● **EXERCISE OBJECTIVE**:
Copy out the entries below in full and exactly.
== == ==
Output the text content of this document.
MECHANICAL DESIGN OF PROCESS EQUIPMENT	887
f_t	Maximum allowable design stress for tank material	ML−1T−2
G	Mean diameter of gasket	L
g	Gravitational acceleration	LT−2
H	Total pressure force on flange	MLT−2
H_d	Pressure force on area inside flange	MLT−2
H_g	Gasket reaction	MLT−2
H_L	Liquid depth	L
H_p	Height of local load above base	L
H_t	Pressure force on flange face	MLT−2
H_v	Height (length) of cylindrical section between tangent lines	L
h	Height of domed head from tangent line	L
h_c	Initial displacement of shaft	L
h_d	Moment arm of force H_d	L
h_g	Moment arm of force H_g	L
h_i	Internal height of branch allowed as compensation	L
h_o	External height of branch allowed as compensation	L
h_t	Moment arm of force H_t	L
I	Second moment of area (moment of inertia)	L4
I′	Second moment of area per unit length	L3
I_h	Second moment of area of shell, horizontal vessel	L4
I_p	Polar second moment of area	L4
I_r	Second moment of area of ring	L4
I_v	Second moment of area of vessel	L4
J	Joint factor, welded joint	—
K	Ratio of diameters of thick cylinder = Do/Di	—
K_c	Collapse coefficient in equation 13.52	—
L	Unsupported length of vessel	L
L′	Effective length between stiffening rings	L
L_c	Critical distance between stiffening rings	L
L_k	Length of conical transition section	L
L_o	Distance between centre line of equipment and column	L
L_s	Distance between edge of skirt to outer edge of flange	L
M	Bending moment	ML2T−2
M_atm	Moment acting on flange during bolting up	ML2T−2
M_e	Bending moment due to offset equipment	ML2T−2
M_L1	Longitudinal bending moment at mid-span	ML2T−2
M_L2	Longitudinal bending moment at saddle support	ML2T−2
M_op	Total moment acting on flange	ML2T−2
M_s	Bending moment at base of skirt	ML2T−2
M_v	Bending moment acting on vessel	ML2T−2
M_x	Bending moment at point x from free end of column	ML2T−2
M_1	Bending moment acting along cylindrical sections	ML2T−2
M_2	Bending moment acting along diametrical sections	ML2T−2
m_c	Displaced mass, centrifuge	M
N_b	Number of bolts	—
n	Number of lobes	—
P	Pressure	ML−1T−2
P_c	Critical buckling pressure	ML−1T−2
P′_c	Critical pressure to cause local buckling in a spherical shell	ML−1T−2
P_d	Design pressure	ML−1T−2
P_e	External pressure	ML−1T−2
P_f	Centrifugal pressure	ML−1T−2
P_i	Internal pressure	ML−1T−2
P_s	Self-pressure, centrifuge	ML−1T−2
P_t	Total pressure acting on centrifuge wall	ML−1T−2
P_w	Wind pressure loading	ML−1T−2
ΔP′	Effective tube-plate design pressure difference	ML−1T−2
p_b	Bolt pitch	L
== == ==
● **REPLY TO THE TASK**:
Output the text content of this document.
MECHANICAL DESIGN OF PROCESS EQUIPMENT	887
f_t	Maximum allowable design stress for tank material	ML−1T−2
G	Mean diameter of gasket	L
g	Gravitational acceleration	LT−2
H	Total pressure force on flange	MLT−2
H_d	Pressure force on area inside flange	MLT−2
H_g	Gasket reaction	MLT−2
H_L	Liquid depth	L
H_p	Height of local load above base	L
H_t	Pressure force on flange face	MLT−2
H_v	Height (length) of cylindrical section between tangent lines	L
h	Height of domed head from tangent line	L
h_c	Initial displacement of shaft	L
h_d	Moment arm of force H_d	L
h_g	Moment arm of force H_g	L
h_i	Internal height of branch allowed as compensation	L
h_o	External height of branch allowed as compensation	L
h_t	Moment arm of force H_t	L
I	Second moment of area (moment of inertia)	L4
I′	Second moment of area per unit length	L3
I_h	Second moment of area of shell, horizontal vessel	L4
I_p	Polar second moment of area	L4
I_r	Second moment of area of ring	L4
I_v	Second moment of area of vessel	L4
J	Joint factor, welded joint	—
K	Ratio of diameters of thick cylinder = Do/Di	—
K_c	Collapse coefficient in equation 13.52	—
L	Unsupported length of vessel	L
L′	Effective length between stiffening rings	L
L_c	Critical distance between stiffening rings	L
L_k	Length of conical transition section	L
L_o	Distance between centre line of equipment and column	L
L_s	Distance between edge of skirt to outer edge of flange	L
M	Bending moment	ML2T−2
M_atm	Moment acting on flange during bolting up	ML2T−2
M_e	Bending moment due to offset equipment	ML2T−2
M_L1	Longitudinal bending moment at mid-span	ML2T−2
M_L2	Longitudinal bending moment at saddle support	ML2T−2
M_op	Total moment acting on flange	ML2T−2
M_s	Bending moment at base of skirt	ML2T−2
M_v	Bending moment acting on vessel	ML2T−2
M_x	Bending moment at point x from free end of column	ML2T−2
M_1	Bending moment acting along cylindrical sections	ML2T−2
M_2	Bending moment acting along diametrical sections	ML2T−2
m_c	Displaced mass, centrifuge	M
N_b	Number of bolts	—
n	Number of lobes	—
P	Pressure	ML−1T−2
P_c	Critical buckling pressure	ML−1T−2
P′_c	Critical pressure to cause local buckling in a spherical shell	ML−1T−2
P_d	Design pressure	ML−1T−2
P_e	External pressure	ML−1T−2
P_f	Centrifugal pressure	ML−1T−2
P_i	Internal pressure	ML−1T−2
P_s	Self-pressure, centrifuge	ML−1T−2
P_t	Total pressure acting on centrifuge wall	ML−1T−2
P_w	Wind pressure loading	ML−1T−2
ΔP′	Effective tube-plate design pressure difference	ML−1T−2
p_b	Bolt pitch	L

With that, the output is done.